TASK OBJECTIVE:
Collect from the data below each line with "用于佛山市对口帮扶地区的脱贫攻坚及乡村振兴项目".

Data entries
** begin **
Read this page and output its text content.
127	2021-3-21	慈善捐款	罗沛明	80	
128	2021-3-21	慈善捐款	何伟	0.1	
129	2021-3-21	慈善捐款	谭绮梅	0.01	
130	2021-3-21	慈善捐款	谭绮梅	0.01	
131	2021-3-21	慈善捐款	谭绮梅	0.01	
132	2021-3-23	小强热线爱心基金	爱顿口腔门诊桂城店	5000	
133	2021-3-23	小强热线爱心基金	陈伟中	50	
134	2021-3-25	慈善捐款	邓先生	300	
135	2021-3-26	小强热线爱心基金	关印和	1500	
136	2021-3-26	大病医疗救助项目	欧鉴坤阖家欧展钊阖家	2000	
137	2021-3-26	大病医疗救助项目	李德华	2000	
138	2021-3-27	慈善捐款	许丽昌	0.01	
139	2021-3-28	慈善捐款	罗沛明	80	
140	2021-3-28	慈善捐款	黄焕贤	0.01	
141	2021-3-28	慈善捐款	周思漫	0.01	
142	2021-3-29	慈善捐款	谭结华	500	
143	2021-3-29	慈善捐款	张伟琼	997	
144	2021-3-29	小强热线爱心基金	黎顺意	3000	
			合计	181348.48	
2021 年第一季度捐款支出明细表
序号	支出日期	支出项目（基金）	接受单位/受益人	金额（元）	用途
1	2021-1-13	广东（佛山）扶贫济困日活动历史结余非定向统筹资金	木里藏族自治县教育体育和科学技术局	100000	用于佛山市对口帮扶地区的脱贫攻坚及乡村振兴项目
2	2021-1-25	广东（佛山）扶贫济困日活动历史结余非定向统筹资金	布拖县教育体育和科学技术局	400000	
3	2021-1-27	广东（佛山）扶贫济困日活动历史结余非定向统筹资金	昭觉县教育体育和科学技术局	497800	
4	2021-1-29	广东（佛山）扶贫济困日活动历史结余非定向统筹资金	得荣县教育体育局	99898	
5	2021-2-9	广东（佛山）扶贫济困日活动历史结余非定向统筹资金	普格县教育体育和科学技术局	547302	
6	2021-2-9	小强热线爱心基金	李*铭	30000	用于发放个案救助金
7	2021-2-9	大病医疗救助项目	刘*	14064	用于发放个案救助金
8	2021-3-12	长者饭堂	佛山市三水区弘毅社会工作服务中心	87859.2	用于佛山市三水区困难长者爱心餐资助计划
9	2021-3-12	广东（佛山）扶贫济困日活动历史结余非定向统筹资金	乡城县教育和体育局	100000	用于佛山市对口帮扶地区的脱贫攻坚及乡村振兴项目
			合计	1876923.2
** end **
FULL RESPONSE:
1	2021-1-13	广东（佛山）扶贫济困日活动历史结余非定向统筹资金	木里藏族自治县教育体育和科学技术局	100000	用于佛山市对口帮扶地区的脱贫攻坚及乡村振兴项目
9	2021-3-12	广东（佛山）扶贫济困日活动历史结余非定向统筹资金	乡城县教育和体育局	100000	用于佛山市对口帮扶地区的脱贫攻坚及乡村振兴项目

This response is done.